Document text:

Synergy Photos and Debugging Tips
Here’s what a Synergy looks like after you get it opened up.
From left to right, the circuit boards sitting on
the bottom of the case are the D/A board, the digital oscillator board,
and the processor board.
This is what the processor board looks like without the daughter cards.
Here’s what the processor card looks like with the daughter cards. The
smaller one of the left is the RS-232 interface circuitry. The other one
is the MIDI interface and the ‘VRAM’. I think it’s the addition
of these two cards (and sticking some MIDI plugs in the back) that turns
a plain Synergy into a Synergy II+. (Note you can’t tell the difference
between a plain Synergy and a Synergy II+ just by looking at the front.)
This next
photo illustrates a major design flaw in the Synergy; the daughterboards
are connected to the motherboard via wire wrap pins jammed into IC sockets.

Part of a data file:
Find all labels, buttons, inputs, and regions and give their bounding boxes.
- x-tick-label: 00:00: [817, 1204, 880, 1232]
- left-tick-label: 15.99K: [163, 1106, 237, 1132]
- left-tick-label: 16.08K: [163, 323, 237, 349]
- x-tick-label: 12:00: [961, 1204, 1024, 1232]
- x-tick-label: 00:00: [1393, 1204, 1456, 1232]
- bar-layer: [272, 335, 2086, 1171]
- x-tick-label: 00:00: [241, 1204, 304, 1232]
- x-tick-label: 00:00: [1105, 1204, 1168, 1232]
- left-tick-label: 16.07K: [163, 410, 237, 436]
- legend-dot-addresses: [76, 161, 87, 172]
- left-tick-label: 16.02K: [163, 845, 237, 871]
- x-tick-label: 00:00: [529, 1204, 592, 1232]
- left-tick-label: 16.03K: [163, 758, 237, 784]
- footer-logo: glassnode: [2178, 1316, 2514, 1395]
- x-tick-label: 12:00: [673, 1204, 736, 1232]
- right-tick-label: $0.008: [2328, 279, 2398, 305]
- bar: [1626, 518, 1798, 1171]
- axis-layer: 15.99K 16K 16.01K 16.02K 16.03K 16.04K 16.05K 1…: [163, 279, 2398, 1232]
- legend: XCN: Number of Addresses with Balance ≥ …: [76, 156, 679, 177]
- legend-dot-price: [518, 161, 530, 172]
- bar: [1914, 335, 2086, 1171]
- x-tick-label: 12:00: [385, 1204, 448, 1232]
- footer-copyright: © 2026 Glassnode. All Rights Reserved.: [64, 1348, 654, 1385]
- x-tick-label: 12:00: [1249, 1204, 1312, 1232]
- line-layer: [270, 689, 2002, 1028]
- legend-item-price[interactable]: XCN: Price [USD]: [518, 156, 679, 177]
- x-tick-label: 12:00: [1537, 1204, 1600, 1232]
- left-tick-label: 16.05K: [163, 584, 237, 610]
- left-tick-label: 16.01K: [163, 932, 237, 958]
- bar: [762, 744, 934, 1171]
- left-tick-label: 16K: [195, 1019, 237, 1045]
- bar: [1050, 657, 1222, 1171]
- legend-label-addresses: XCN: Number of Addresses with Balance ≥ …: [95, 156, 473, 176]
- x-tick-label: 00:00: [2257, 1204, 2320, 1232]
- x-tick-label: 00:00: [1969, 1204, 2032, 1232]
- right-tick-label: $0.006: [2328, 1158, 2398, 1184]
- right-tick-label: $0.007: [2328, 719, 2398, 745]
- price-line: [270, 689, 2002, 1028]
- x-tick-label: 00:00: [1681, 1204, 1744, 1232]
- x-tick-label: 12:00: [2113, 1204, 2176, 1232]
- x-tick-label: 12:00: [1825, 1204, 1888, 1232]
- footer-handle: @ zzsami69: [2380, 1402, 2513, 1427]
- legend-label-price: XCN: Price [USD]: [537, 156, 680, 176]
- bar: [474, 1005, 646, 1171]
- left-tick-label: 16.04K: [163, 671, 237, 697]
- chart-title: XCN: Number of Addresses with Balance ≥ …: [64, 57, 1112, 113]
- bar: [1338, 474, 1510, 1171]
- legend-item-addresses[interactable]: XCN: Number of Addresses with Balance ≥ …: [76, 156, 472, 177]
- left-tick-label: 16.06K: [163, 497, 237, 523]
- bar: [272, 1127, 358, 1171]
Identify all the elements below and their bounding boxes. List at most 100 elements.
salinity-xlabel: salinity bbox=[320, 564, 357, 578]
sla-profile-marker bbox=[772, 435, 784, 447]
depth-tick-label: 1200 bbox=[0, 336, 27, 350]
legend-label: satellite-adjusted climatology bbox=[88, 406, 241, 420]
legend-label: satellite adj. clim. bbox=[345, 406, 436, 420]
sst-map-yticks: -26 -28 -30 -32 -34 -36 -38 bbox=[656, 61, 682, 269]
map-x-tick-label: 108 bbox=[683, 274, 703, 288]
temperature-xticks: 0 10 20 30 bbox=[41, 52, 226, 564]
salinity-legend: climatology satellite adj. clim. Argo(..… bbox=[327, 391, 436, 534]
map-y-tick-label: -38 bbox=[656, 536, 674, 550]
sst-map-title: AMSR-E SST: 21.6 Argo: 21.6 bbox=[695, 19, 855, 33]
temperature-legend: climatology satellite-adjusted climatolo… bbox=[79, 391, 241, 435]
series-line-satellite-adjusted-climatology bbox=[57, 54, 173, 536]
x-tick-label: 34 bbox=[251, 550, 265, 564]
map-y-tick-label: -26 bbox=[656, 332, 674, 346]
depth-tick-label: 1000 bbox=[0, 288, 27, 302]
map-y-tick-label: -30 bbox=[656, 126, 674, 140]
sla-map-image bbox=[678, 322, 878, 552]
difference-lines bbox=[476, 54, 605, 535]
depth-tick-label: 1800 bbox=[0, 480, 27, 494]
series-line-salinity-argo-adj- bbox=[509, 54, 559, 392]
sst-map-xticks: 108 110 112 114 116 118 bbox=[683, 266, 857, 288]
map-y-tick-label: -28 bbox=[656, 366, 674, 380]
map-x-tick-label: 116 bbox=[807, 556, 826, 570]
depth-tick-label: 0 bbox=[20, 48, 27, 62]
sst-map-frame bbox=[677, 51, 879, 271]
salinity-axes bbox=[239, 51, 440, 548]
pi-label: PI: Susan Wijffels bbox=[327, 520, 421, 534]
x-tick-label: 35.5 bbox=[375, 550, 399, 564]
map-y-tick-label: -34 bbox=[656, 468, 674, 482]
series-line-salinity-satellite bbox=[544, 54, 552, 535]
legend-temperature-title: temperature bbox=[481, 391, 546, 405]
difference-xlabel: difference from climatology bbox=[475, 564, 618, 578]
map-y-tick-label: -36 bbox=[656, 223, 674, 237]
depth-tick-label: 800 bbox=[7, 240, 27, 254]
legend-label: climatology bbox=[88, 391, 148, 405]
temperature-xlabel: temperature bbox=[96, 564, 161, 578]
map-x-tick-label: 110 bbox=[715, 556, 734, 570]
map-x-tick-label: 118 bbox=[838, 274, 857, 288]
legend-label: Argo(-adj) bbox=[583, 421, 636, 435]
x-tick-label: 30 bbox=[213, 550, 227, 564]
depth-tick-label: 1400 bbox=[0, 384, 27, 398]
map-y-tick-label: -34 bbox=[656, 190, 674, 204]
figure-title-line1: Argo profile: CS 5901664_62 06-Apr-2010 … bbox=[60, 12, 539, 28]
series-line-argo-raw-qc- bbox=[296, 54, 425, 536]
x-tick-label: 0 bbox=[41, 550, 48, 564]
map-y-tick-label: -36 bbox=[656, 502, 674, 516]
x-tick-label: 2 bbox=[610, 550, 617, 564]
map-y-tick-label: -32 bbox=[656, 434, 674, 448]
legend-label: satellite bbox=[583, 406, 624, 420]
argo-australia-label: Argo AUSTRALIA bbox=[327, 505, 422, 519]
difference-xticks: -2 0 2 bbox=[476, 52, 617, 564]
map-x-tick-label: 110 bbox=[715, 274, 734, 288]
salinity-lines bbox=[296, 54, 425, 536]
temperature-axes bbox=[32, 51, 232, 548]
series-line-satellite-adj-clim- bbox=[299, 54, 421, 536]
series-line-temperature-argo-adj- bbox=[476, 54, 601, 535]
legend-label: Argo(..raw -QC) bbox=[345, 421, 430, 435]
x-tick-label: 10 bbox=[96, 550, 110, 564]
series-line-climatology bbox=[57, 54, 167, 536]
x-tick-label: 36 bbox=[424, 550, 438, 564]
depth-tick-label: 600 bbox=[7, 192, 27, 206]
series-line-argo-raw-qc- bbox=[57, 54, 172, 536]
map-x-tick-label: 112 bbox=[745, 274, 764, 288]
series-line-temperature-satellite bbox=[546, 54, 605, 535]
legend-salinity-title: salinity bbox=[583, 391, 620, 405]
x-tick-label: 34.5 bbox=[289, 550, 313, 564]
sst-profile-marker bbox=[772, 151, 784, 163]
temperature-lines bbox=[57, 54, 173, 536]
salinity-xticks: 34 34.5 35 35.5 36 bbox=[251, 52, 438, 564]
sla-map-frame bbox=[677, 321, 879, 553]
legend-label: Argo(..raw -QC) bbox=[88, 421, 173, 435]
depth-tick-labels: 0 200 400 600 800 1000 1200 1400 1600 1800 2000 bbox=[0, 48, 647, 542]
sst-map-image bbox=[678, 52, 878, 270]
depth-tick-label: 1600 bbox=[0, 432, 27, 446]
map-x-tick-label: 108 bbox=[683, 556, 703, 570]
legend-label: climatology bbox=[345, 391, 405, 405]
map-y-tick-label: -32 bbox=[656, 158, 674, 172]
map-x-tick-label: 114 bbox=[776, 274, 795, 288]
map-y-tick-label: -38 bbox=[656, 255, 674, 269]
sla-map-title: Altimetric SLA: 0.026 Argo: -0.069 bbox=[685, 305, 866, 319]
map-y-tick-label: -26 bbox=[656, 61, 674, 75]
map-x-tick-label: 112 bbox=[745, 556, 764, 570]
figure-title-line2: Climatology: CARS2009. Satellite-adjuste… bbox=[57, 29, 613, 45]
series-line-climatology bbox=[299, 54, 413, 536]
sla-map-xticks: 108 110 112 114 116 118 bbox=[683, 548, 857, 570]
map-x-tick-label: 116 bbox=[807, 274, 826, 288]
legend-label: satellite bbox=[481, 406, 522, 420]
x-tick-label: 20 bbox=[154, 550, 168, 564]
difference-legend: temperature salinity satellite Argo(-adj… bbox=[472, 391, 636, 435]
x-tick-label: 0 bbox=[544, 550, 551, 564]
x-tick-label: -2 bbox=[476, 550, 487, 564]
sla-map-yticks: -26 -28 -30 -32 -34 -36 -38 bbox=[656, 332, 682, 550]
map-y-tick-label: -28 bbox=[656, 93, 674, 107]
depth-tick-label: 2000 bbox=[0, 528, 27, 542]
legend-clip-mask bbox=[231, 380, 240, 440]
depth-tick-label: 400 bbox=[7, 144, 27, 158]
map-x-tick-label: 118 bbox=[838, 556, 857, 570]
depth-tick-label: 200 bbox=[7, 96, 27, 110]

Set problem 1:
Name the circuit boards that the Synergy text says sit on the bottom of the case, in the left-to-right order it gives.
Set problem 2:
Reproduce the stretch of the Synergy text from "Synergy Photos and" through "at the front.)".
These records were taken from a different source than the text.

Finished answer 1:
D/A board, digital oscillator board, processor board

Finished answer 2:
Synergy Photos and Debugging Tips
Here’s what a Synergy looks like after you get it opened up.
From left to right, the circuit boards sitting on
the bottom of the case are the D/A board, the digital oscillator board,
and the processor board.
This is what the processor board looks like without the daughter cards.
Here’s what the processor card looks like with the daughter cards. The
smaller one of the left is the RS-232 interface circuitry. The other one
is the MIDI interface and the ‘VRAM’. I think it’s the addition
of these two cards (and sticking some MIDI plugs in the back) that turns
a plain Synergy into a Synergy II+. (Note you can’t tell the difference
between a plain Synergy and a Synergy II+ just by looking at the front.)